» **Given task**
Without the pictures, can you quote each line below exactly?

Records that describe figures:
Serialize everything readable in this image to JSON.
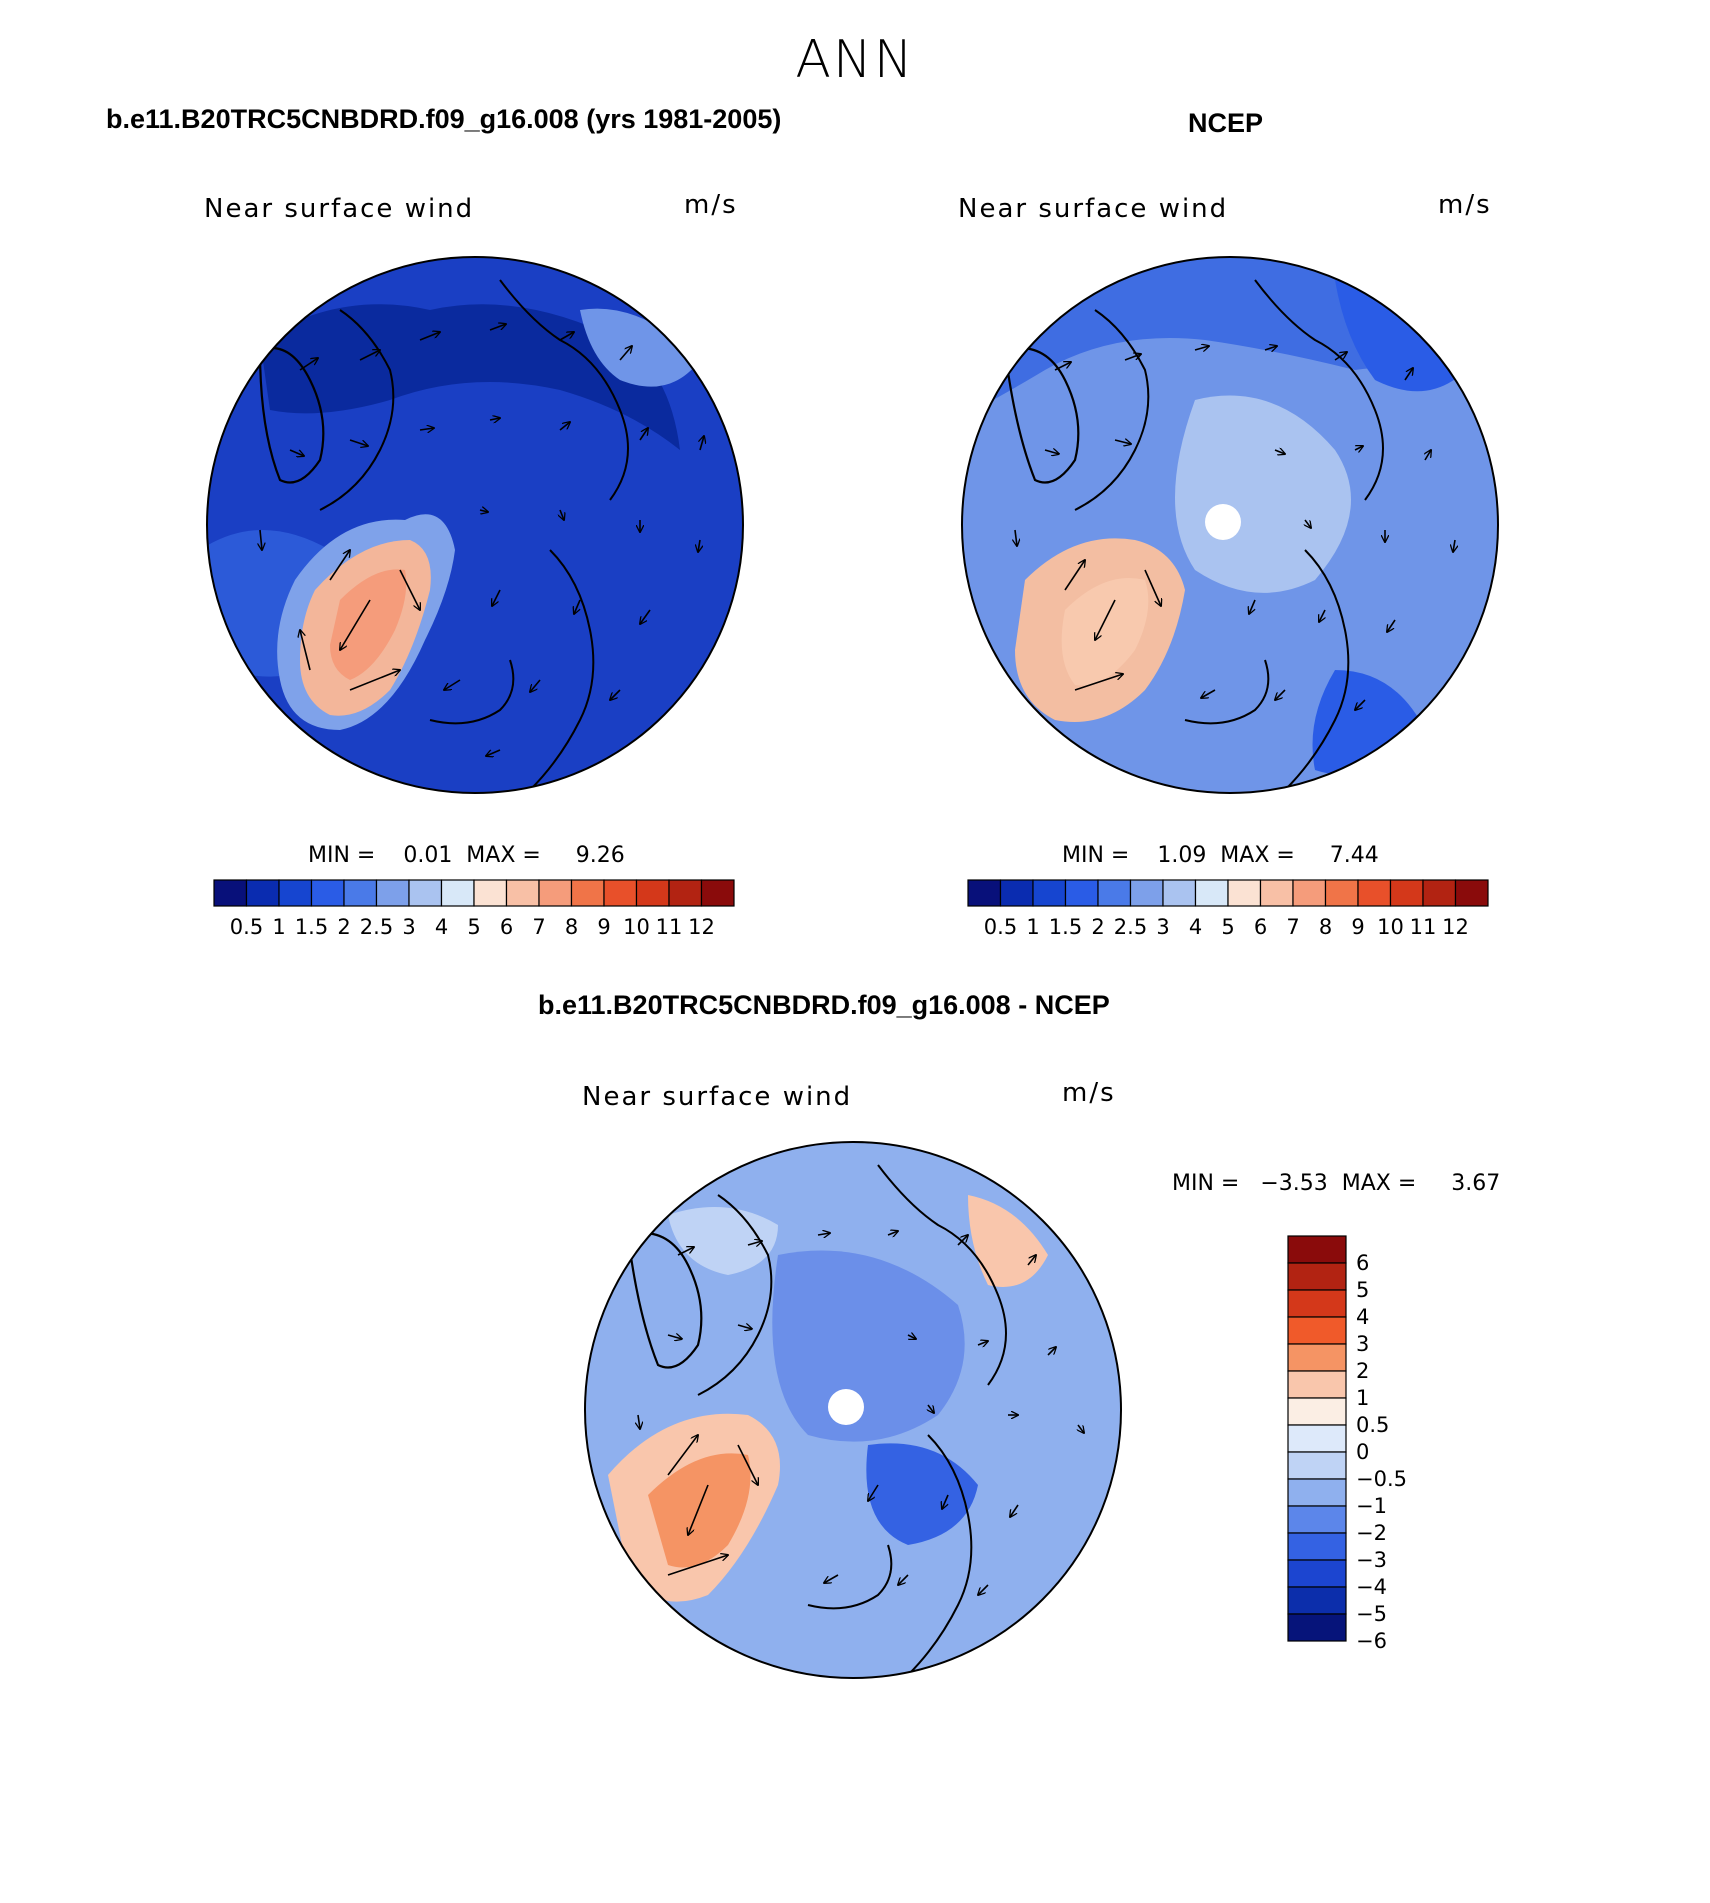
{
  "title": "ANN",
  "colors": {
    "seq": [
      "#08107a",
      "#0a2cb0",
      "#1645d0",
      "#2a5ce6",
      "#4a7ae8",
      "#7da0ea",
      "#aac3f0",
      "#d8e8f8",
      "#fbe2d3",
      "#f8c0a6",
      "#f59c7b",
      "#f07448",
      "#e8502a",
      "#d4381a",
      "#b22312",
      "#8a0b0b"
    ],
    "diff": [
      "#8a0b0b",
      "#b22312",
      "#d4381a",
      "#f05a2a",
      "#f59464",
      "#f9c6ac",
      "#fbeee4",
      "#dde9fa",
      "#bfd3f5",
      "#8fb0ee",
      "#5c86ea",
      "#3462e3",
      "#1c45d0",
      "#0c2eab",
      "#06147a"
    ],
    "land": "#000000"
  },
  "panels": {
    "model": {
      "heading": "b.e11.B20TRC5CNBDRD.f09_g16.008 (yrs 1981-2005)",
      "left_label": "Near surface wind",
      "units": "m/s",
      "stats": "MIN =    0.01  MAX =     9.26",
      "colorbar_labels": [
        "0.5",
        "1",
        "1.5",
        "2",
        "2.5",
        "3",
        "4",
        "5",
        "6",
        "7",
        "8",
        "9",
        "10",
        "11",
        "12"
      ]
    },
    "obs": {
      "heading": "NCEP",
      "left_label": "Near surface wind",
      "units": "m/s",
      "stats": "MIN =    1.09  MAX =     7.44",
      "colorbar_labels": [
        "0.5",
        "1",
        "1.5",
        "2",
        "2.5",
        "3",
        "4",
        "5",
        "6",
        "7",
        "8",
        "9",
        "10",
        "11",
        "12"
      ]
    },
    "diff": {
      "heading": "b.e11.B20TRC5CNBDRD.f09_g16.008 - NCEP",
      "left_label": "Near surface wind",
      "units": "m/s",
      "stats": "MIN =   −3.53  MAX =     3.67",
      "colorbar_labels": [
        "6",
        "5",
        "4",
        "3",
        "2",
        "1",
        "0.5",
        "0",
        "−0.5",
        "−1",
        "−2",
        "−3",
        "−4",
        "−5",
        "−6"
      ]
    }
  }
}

» **Solution**
Serialize everything readable in this image to JSON.
{
  "title": "ANN",
  "colors": {
    "seq": [
      "#08107a",
      "#0a2cb0",
      "#1645d0",
      "#2a5ce6",
      "#4a7ae8",
      "#7da0ea",
      "#aac3f0",
      "#d8e8f8",
      "#fbe2d3",
      "#f8c0a6",
      "#f59c7b",
      "#f07448",
      "#e8502a",
      "#d4381a",
      "#b22312",
      "#8a0b0b"
    ],
    "diff": [
      "#8a0b0b",
      "#b22312",
      "#d4381a",
      "#f05a2a",
      "#f59464",
      "#f9c6ac",
      "#fbeee4",
      "#dde9fa",
      "#bfd3f5",
      "#8fb0ee",
      "#5c86ea",
      "#3462e3",
      "#1c45d0",
      "#0c2eab",
      "#06147a"
    ],
    "land": "#000000"
  },
  "panels": {
    "model": {
      "heading": "b.e11.B20TRC5CNBDRD.f09_g16.008 (yrs 1981-2005)",
      "left_label": "Near surface wind",
      "units": "m/s",
      "stats": "MIN =    0.01  MAX =     9.26",
      "colorbar_labels": [
        "0.5",
        "1",
        "1.5",
        "2",
        "2.5",
        "3",
        "4",
        "5",
        "6",
        "7",
        "8",
        "9",
        "10",
        "11",
        "12"
      ]
    },
    "obs": {
      "heading": "NCEP",
      "left_label": "Near surface wind",
      "units": "m/s",
      "stats": "MIN =    1.09  MAX =     7.44",
      "colorbar_labels": [
        "0.5",
        "1",
        "1.5",
        "2",
        "2.5",
        "3",
        "4",
        "5",
        "6",
        "7",
        "8",
        "9",
        "10",
        "11",
        "12"
      ]
    },
    "diff": {
      "heading": "b.e11.B20TRC5CNBDRD.f09_g16.008 - NCEP",
      "left_label": "Near surface wind",
      "units": "m/s",
      "stats": "MIN =   −3.53  MAX =     3.67",
      "colorbar_labels": [
        "6",
        "5",
        "4",
        "3",
        "2",
        "1",
        "0.5",
        "0",
        "−0.5",
        "−1",
        "−2",
        "−3",
        "−4",
        "−5",
        "−6"
      ]
    }
  }
}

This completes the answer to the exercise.